## PROVIDED MATERIAL

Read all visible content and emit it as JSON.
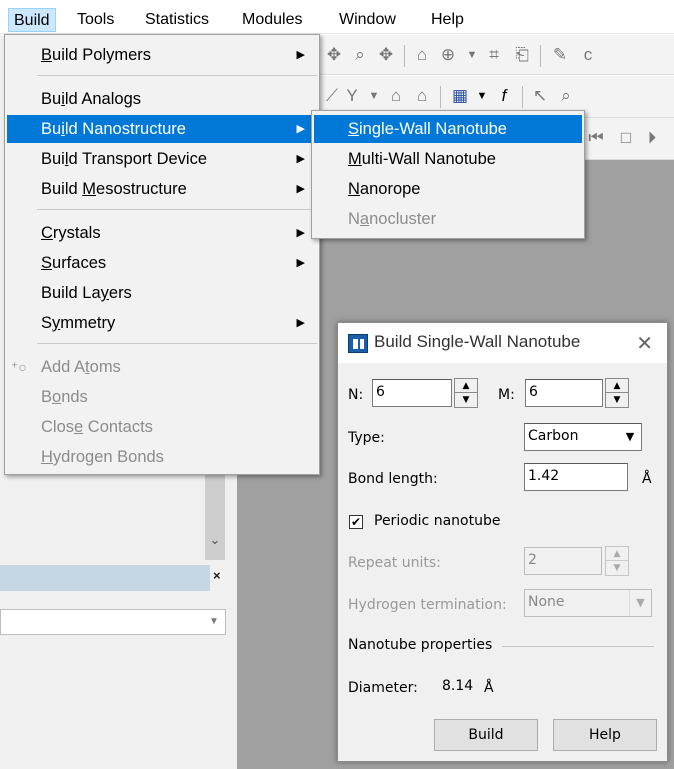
{
  "menubar": {
    "items": [
      "Build",
      "Tools",
      "Statistics",
      "Modules",
      "Window",
      "Help"
    ]
  },
  "build_menu": {
    "items": [
      {
        "label": "Build Polymers",
        "mnemonic_index": 0,
        "submenu": true,
        "enabled": true
      },
      {
        "label": "Build Analogs",
        "mnemonic_index": 2,
        "submenu": false,
        "enabled": true
      },
      {
        "label": "Build Nanostructure",
        "mnemonic_index": 2,
        "submenu": true,
        "enabled": true,
        "selected": true
      },
      {
        "label": "Build Transport Device",
        "mnemonic_index": 3,
        "submenu": true,
        "enabled": true
      },
      {
        "label": "Build Mesostructure",
        "mnemonic_index": 6,
        "submenu": true,
        "enabled": true
      },
      {
        "label": "Crystals",
        "mnemonic_index": 0,
        "submenu": true,
        "enabled": true
      },
      {
        "label": "Surfaces",
        "mnemonic_index": 0,
        "submenu": true,
        "enabled": true
      },
      {
        "label": "Build Layers",
        "mnemonic_index": 8,
        "submenu": false,
        "enabled": true
      },
      {
        "label": "Symmetry",
        "mnemonic_index": 1,
        "submenu": true,
        "enabled": true
      },
      {
        "label": "Add Atoms",
        "mnemonic_index": 5,
        "submenu": false,
        "enabled": false
      },
      {
        "label": "Bonds",
        "mnemonic_index": 1,
        "submenu": false,
        "enabled": false
      },
      {
        "label": "Close Contacts",
        "mnemonic_index": 4,
        "submenu": false,
        "enabled": false
      },
      {
        "label": "Hydrogen Bonds",
        "mnemonic_index": 0,
        "submenu": false,
        "enabled": false
      }
    ]
  },
  "nano_submenu": {
    "items": [
      {
        "label": "Single-Wall Nanotube",
        "mnemonic_index": 0,
        "enabled": true,
        "selected": true
      },
      {
        "label": "Multi-Wall Nanotube",
        "mnemonic_index": 0,
        "enabled": true
      },
      {
        "label": "Nanorope",
        "mnemonic_index": 0,
        "enabled": true
      },
      {
        "label": "Nanocluster",
        "mnemonic_index": 1,
        "enabled": false
      }
    ]
  },
  "dialog": {
    "title": "Build Single-Wall Nanotube",
    "n_label": "N:",
    "n_value": "6",
    "m_label": "M:",
    "m_value": "6",
    "type_label": "Type:",
    "type_value": "Carbon",
    "bond_length_label": "Bond length:",
    "bond_length_value": "1.42",
    "bond_length_unit": "Å",
    "periodic_label": "Periodic nanotube",
    "periodic_checked": true,
    "repeat_units_label": "Repeat units:",
    "repeat_units_value": "2",
    "hydrogen_label": "Hydrogen termination:",
    "hydrogen_value": "None",
    "properties_label": "Nanotube properties",
    "diameter_label": "Diameter:",
    "diameter_value": "8.14",
    "diameter_unit": "Å",
    "build_button": "Build",
    "help_button": "Help"
  },
  "colors": {
    "menu_highlight": "#0078d7",
    "menubar_active": "#cce8ff",
    "disabled_text": "#8c8c8c",
    "workspace_gray": "#a0a0a0"
  }
}
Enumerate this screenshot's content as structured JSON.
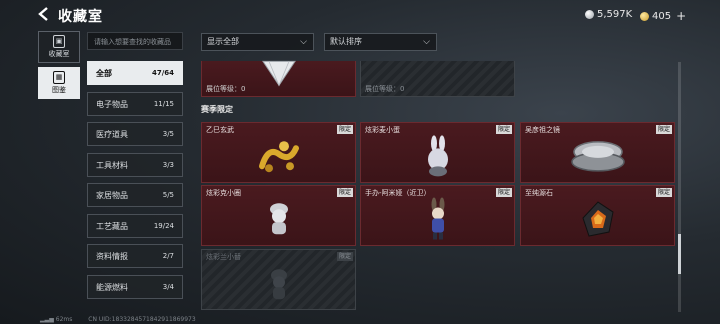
{
  "header": {
    "back_icon": "back-arrow-icon",
    "title": "收藏室",
    "currency": [
      {
        "icon": "silver-coin-icon",
        "value": "5,597K"
      },
      {
        "icon": "gold-coin-icon",
        "value": "405"
      }
    ],
    "plus": "+"
  },
  "left_nav": [
    {
      "label": "收藏室",
      "icon": "room-icon",
      "active": false
    },
    {
      "label": "图鉴",
      "icon": "catalog-icon",
      "active": true
    }
  ],
  "search": {
    "placeholder": "请输入想要查找的收藏品"
  },
  "categories": [
    {
      "name": "全部",
      "count": "47/64",
      "active": true
    },
    {
      "name": "电子物品",
      "count": "11/15",
      "active": false
    },
    {
      "name": "医疗道具",
      "count": "3/5",
      "active": false
    },
    {
      "name": "工具材料",
      "count": "3/3",
      "active": false
    },
    {
      "name": "家居物品",
      "count": "5/5",
      "active": false
    },
    {
      "name": "工艺藏品",
      "count": "19/24",
      "active": false
    },
    {
      "name": "资料情报",
      "count": "2/7",
      "active": false
    },
    {
      "name": "能源燃料",
      "count": "3/4",
      "active": false
    }
  ],
  "filters": {
    "show": {
      "label": "显示全部"
    },
    "sort": {
      "label": "默认排序"
    }
  },
  "top_row": [
    {
      "level_label": "展位等级：0",
      "collected": true
    },
    {
      "level_label": "展位等级：0",
      "collected": false
    }
  ],
  "section_title": "赛季限定",
  "items": [
    {
      "name": "乙巳玄武",
      "tag": "限定",
      "collected": true,
      "art": "dragon"
    },
    {
      "name": "炫彩麦小蛋",
      "tag": "限定",
      "collected": true,
      "art": "bunny"
    },
    {
      "name": "吴彦祖之镜",
      "tag": "限定",
      "collected": true,
      "art": "mirror"
    },
    {
      "name": "炫彩克小圈",
      "tag": "限定",
      "collected": true,
      "art": "figure"
    },
    {
      "name": "手办-阿米娅（近卫）",
      "tag": "限定",
      "collected": true,
      "art": "amiya"
    },
    {
      "name": "至纯源石",
      "tag": "限定",
      "collected": true,
      "art": "crystal"
    },
    {
      "name": "炫彩兰小替",
      "tag": "限定",
      "collected": false,
      "art": "ghost"
    }
  ],
  "scroll": {
    "position": 0.82
  },
  "footer": {
    "ping": "62ms",
    "uid": "CN UID:1833284571842911869973"
  }
}
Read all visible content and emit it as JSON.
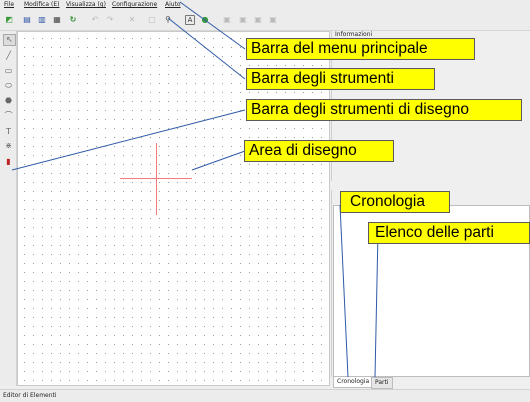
{
  "menu": [
    "File",
    "Modifica (E)",
    "Visualizza (g)",
    "Configurazione",
    "Aiuto"
  ],
  "toolbar_icons": [
    "new-icon",
    "save-icon",
    "save-as-icon",
    "save-all-icon",
    "reload-icon",
    "undo-icon",
    "redo-icon",
    "delete-icon",
    "select-all-icon",
    "zoom-icon",
    "text-icon",
    "add-icon",
    "copy-icon",
    "paste-icon",
    "cut-icon",
    "paste-area-icon"
  ],
  "drawing_tools": [
    "select-icon",
    "line-icon",
    "rectangle-icon",
    "ellipse-icon",
    "polygon-icon",
    "arc-icon",
    "text-tool-icon",
    "terminal-icon",
    "text-field-icon"
  ],
  "info_panel": {
    "title": "Informazioni"
  },
  "history_panel": {
    "title": "Cronologia"
  },
  "tabs": [
    "Cronologia",
    "Parti"
  ],
  "status": "Editor di Elementi",
  "callouts": {
    "menubar": "Barra del menu principale",
    "toolbar": "Barra degli strumenti",
    "drawtools": "Barra degli strumenti di disegno",
    "canvas": "Area di disegno",
    "history": "Cronologia",
    "parts": "Elenco delle parti"
  },
  "colors": {
    "callout_bg": "#ffff00",
    "leader": "#2f5aa8",
    "crosshair": "#f27a7a"
  }
}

## WHAT THE TASK ASKS
Return each line exactly as written. Any picture gets left out.

## THE ANSWER
Read all visible content and emit it as JSON.
{
  "menubar": {
    "items": [
      "Build",
      "Tools",
      "Statistics",
      "Modules",
      "Window",
      "Help"
    ]
  },
  "build_menu": {
    "items": [
      {
        "label": "Build Polymers",
        "mnemonic_index": 0,
        "submenu": true,
        "enabled": true
      },
      {
        "label": "Build Analogs",
        "mnemonic_index": 2,
        "submenu": false,
        "enabled": true
      },
      {
        "label": "Build Nanostructure",
        "mnemonic_index": 2,
        "submenu": true,
        "enabled": true,
        "selected": true
      },
      {
        "label": "Build Transport Device",
        "mnemonic_index": 3,
        "submenu": true,
        "enabled": true
      },
      {
        "label": "Build Mesostructure",
        "mnemonic_index": 6,
        "submenu": true,
        "enabled": true
      },
      {
        "label": "Crystals",
        "mnemonic_index": 0,
        "submenu": true,
        "enabled": true
      },
      {
        "label": "Surfaces",
        "mnemonic_index": 0,
        "submenu": true,
        "enabled": true
      },
      {
        "label": "Build Layers",
        "mnemonic_index": 8,
        "submenu": false,
        "enabled": true
      },
      {
        "label": "Symmetry",
        "mnemonic_index": 1,
        "submenu": true,
        "enabled": true
      },
      {
        "label": "Add Atoms",
        "mnemonic_index": 5,
        "submenu": false,
        "enabled": false
      },
      {
        "label": "Bonds",
        "mnemonic_index": 1,
        "submenu": false,
        "enabled": false
      },
      {
        "label": "Close Contacts",
        "mnemonic_index": 4,
        "submenu": false,
        "enabled": false
      },
      {
        "label": "Hydrogen Bonds",
        "mnemonic_index": 0,
        "submenu": false,
        "enabled": false
      }
    ]
  },
  "nano_submenu": {
    "items": [
      {
        "label": "Single-Wall Nanotube",
        "mnemonic_index": 0,
        "enabled": true,
        "selected": true
      },
      {
        "label": "Multi-Wall Nanotube",
        "mnemonic_index": 0,
        "enabled": true
      },
      {
        "label": "Nanorope",
        "mnemonic_index": 0,
        "enabled": true
      },
      {
        "label": "Nanocluster",
        "mnemonic_index": 1,
        "enabled": false
      }
    ]
  },
  "dialog": {
    "title": "Build Single-Wall Nanotube",
    "n_label": "N:",
    "n_value": "6",
    "m_label": "M:",
    "m_value": "6",
    "type_label": "Type:",
    "type_value": "Carbon",
    "bond_length_label": "Bond length:",
    "bond_length_value": "1.42",
    "bond_length_unit": "Å",
    "periodic_label": "Periodic nanotube",
    "periodic_checked": true,
    "repeat_units_label": "Repeat units:",
    "repeat_units_value": "2",
    "hydrogen_label": "Hydrogen termination:",
    "hydrogen_value": "None",
    "properties_label": "Nanotube properties",
    "diameter_label": "Diameter:",
    "diameter_value": "8.14",
    "diameter_unit": "Å",
    "build_button": "Build",
    "help_button": "Help"
  },
  "colors": {
    "menu_highlight": "#0078d7",
    "menubar_active": "#cce8ff",
    "disabled_text": "#8c8c8c",
    "workspace_gray": "#a0a0a0"
  }
}
Enumerate this screenshot's content as structured JSON.
{
  "header": {
    "back_icon": "back-arrow-icon",
    "title": "收藏室",
    "currency": [
      {
        "icon": "silver-coin-icon",
        "value": "5,597K"
      },
      {
        "icon": "gold-coin-icon",
        "value": "405"
      }
    ],
    "plus": "+"
  },
  "left_nav": [
    {
      "label": "收藏室",
      "icon": "room-icon",
      "active": false
    },
    {
      "label": "图鉴",
      "icon": "catalog-icon",
      "active": true
    }
  ],
  "search": {
    "placeholder": "请输入想要查找的收藏品"
  },
  "categories": [
    {
      "name": "全部",
      "count": "47/64",
      "active": true
    },
    {
      "name": "电子物品",
      "count": "11/15",
      "active": false
    },
    {
      "name": "医疗道具",
      "count": "3/5",
      "active": false
    },
    {
      "name": "工具材料",
      "count": "3/3",
      "active": false
    },
    {
      "name": "家居物品",
      "count": "5/5",
      "active": false
    },
    {
      "name": "工艺藏品",
      "count": "19/24",
      "active": false
    },
    {
      "name": "资料情报",
      "count": "2/7",
      "active": false
    },
    {
      "name": "能源燃料",
      "count": "3/4",
      "active": false
    }
  ],
  "filters": {
    "show": {
      "label": "显示全部"
    },
    "sort": {
      "label": "默认排序"
    }
  },
  "top_row": [
    {
      "level_label": "展位等级：0",
      "collected": true
    },
    {
      "level_label": "展位等级：0",
      "collected": false
    }
  ],
  "section_title": "赛季限定",
  "items": [
    {
      "name": "乙巳玄武",
      "tag": "限定",
      "collected": true,
      "art": "dragon"
    },
    {
      "name": "炫彩麦小蛋",
      "tag": "限定",
      "collected": true,
      "art": "bunny"
    },
    {
      "name": "吴彦祖之镜",
      "tag": "限定",
      "collected": true,
      "art": "mirror"
    },
    {
      "name": "炫彩克小圈",
      "tag": "限定",
      "collected": true,
      "art": "figure"
    },
    {
      "name": "手办-阿米娅（近卫）",
      "tag": "限定",
      "collected": true,
      "art": "amiya"
    },
    {
      "name": "至纯源石",
      "tag": "限定",
      "collected": true,
      "art": "crystal"
    },
    {
      "name": "炫彩兰小替",
      "tag": "限定",
      "collected": false,
      "art": "ghost"
    }
  ],
  "scroll": {
    "position": 0.82
  },
  "footer": {
    "ping": "62ms",
    "uid": "CN UID:1833284571842911869973"
  }
}
Read all visible content and emit it as JSON.
{
  "menu": [
    "File",
    "Modifica (E)",
    "Visualizza (g)",
    "Configurazione",
    "Aiuto"
  ],
  "toolbar_icons": [
    "new-icon",
    "save-icon",
    "save-as-icon",
    "save-all-icon",
    "reload-icon",
    "undo-icon",
    "redo-icon",
    "delete-icon",
    "select-all-icon",
    "zoom-icon",
    "text-icon",
    "add-icon",
    "copy-icon",
    "paste-icon",
    "cut-icon",
    "paste-area-icon"
  ],
  "drawing_tools": [
    "select-icon",
    "line-icon",
    "rectangle-icon",
    "ellipse-icon",
    "polygon-icon",
    "arc-icon",
    "text-tool-icon",
    "terminal-icon",
    "text-field-icon"
  ],
  "info_panel": {
    "title": "Informazioni"
  },
  "history_panel": {
    "title": "Cronologia"
  },
  "tabs": [
    "Cronologia",
    "Parti"
  ],
  "status": "Editor di Elementi",
  "callouts": {
    "menubar": "Barra del menu principale",
    "toolbar": "Barra degli strumenti",
    "drawtools": "Barra degli strumenti di disegno",
    "canvas": "Area di disegno",
    "history": "Cronologia",
    "parts": "Elenco delle parti"
  },
  "colors": {
    "callout_bg": "#ffff00",
    "leader": "#2f5aa8",
    "crosshair": "#f27a7a"
  }
}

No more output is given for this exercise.